(Your objective):
Give only the number of lines in the listing below where the string "this" occurs.

(Data lines):
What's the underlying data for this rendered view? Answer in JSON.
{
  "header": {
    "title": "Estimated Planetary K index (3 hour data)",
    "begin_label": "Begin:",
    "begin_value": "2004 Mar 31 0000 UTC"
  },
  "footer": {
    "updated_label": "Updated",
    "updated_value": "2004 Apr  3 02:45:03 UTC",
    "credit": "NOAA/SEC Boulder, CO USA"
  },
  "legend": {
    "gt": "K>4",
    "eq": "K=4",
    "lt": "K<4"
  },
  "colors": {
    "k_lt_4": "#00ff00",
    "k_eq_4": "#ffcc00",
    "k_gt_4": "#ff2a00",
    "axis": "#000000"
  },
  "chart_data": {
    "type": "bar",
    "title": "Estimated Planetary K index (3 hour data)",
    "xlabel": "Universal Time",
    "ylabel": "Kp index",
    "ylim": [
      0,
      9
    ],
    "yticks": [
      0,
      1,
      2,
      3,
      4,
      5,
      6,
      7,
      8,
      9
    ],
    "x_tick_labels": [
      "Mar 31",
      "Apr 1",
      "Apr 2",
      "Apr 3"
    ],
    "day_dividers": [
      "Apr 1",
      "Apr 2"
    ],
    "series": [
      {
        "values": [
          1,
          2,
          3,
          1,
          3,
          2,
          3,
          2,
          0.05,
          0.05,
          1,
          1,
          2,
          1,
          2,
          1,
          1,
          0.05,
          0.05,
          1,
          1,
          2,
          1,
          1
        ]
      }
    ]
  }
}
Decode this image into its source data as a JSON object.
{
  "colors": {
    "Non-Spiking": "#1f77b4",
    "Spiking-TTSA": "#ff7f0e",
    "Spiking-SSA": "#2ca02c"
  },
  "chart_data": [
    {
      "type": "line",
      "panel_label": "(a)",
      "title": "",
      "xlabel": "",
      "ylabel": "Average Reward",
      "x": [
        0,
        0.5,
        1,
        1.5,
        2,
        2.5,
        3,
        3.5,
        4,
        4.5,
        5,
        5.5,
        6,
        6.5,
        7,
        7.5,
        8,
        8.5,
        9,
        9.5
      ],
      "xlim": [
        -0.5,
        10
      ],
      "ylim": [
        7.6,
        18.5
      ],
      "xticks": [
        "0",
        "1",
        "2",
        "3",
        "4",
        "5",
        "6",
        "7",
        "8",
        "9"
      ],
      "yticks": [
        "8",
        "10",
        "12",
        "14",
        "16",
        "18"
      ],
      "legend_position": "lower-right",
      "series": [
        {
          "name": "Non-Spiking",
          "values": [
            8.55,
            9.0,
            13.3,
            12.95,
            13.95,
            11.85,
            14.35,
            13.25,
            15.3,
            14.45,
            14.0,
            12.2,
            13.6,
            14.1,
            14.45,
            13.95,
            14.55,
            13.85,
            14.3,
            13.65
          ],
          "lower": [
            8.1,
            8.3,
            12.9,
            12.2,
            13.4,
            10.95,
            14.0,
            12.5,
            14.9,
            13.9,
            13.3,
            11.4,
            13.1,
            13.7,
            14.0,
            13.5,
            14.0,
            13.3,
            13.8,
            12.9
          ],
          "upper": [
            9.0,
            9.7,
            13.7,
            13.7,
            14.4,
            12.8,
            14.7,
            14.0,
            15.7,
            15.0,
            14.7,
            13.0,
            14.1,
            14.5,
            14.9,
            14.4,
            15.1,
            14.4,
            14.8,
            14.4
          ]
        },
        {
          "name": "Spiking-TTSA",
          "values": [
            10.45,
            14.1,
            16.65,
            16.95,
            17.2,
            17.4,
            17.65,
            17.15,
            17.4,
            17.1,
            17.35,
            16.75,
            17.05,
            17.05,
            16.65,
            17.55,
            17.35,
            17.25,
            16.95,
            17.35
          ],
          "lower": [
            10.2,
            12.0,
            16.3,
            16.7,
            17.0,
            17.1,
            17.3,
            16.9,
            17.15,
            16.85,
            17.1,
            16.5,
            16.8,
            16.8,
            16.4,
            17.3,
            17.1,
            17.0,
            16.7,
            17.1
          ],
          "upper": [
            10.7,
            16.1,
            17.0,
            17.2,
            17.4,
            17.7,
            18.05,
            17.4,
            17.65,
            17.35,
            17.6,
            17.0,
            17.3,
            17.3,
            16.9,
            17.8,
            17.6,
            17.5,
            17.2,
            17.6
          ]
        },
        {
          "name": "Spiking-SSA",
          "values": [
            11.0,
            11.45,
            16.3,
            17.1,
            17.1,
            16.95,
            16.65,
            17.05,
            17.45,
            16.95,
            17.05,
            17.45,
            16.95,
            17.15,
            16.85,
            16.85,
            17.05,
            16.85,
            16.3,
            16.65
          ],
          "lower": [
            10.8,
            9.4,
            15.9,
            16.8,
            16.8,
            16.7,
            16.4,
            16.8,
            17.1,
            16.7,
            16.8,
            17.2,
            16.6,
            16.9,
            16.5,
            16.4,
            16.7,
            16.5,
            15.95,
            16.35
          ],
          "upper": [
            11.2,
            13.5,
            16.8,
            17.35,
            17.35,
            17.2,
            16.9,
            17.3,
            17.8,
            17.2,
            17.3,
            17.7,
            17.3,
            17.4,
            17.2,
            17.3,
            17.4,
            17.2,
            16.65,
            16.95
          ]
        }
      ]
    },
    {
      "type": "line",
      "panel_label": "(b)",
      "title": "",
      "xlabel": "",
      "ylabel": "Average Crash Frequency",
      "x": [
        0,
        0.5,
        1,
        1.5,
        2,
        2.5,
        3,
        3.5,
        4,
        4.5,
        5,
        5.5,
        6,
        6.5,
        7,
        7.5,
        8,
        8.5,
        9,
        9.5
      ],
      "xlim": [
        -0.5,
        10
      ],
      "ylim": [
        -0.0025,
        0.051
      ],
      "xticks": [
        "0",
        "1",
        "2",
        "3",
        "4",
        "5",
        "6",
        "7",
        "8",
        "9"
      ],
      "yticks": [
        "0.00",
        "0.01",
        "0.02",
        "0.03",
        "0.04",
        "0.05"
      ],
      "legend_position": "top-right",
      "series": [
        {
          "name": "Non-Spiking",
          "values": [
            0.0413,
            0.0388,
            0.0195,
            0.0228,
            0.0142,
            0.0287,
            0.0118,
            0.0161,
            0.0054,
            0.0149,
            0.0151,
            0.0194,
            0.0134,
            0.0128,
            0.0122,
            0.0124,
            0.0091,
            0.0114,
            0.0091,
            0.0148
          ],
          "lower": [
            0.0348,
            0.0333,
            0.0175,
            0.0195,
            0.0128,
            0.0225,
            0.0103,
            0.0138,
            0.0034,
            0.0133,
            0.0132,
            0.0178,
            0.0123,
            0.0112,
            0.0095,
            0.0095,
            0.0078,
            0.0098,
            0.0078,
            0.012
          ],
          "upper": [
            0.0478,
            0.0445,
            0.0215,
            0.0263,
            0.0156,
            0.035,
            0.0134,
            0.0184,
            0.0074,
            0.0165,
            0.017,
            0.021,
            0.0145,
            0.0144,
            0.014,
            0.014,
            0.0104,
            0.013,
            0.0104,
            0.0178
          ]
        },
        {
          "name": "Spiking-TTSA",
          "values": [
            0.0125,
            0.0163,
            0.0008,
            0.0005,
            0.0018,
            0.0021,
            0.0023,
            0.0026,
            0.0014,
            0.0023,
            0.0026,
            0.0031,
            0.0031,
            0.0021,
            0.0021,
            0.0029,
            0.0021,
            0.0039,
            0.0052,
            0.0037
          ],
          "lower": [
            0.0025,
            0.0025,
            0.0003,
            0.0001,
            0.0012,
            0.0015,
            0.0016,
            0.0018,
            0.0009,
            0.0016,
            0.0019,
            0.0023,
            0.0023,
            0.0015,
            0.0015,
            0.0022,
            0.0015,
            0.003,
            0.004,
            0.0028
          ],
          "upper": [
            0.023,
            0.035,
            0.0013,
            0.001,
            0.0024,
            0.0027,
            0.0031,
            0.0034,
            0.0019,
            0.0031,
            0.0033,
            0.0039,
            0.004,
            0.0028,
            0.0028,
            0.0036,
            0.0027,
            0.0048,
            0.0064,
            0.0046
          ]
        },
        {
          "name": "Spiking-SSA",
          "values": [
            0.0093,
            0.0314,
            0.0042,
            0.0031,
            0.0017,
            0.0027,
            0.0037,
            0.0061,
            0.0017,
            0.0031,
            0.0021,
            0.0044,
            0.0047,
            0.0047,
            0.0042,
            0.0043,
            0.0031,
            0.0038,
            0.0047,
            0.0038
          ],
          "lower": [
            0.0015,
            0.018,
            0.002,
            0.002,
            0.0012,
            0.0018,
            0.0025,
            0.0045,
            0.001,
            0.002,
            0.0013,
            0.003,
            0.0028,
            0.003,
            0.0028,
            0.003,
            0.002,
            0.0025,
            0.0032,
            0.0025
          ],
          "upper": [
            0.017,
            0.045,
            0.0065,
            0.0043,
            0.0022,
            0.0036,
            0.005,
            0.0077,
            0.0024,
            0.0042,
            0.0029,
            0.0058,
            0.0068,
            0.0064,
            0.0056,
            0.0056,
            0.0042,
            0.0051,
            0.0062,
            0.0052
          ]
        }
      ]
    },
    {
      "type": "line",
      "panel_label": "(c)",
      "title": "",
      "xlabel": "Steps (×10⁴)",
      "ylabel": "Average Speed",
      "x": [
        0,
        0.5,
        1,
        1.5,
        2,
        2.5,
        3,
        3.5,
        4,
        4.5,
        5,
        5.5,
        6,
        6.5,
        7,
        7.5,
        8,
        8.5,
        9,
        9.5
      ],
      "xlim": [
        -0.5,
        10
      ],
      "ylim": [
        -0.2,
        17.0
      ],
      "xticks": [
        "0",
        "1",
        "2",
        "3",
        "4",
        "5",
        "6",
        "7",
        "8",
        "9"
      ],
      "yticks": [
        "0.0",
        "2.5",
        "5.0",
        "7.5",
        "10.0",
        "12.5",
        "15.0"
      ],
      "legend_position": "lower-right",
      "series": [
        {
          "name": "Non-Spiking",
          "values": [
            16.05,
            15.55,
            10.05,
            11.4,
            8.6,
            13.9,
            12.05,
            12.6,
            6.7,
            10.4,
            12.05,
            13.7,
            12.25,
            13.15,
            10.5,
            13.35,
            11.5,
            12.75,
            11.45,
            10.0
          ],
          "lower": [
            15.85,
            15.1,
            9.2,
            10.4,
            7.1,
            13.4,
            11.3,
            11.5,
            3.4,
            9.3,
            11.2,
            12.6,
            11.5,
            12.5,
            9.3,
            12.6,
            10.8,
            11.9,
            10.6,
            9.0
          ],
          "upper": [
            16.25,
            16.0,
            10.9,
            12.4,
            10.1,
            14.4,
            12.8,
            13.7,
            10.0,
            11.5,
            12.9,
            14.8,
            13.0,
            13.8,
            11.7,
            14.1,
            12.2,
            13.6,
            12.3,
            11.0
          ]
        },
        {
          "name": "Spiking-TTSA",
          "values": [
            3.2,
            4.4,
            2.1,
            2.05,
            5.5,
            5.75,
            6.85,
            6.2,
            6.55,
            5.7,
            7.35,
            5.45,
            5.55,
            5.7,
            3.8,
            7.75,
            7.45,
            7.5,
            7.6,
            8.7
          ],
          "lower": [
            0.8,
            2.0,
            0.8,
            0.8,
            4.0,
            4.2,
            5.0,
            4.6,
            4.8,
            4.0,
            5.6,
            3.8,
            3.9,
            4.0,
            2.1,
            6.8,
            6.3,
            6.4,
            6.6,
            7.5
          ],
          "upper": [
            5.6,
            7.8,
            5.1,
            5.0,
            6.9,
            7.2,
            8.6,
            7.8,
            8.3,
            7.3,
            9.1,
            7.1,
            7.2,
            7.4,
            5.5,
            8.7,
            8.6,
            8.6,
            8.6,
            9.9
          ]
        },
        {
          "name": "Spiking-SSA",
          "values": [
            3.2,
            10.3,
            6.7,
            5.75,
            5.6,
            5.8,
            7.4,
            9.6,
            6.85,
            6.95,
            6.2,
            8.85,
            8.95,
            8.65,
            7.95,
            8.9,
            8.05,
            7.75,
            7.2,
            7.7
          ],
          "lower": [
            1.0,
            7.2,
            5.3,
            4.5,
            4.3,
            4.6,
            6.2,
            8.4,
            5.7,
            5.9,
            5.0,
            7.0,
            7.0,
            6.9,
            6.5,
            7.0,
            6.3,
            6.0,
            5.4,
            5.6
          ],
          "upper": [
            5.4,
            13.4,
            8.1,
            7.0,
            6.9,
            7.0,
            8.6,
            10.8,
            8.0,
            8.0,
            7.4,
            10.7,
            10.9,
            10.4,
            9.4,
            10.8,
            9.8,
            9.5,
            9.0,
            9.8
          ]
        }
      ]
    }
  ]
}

(Full output):
2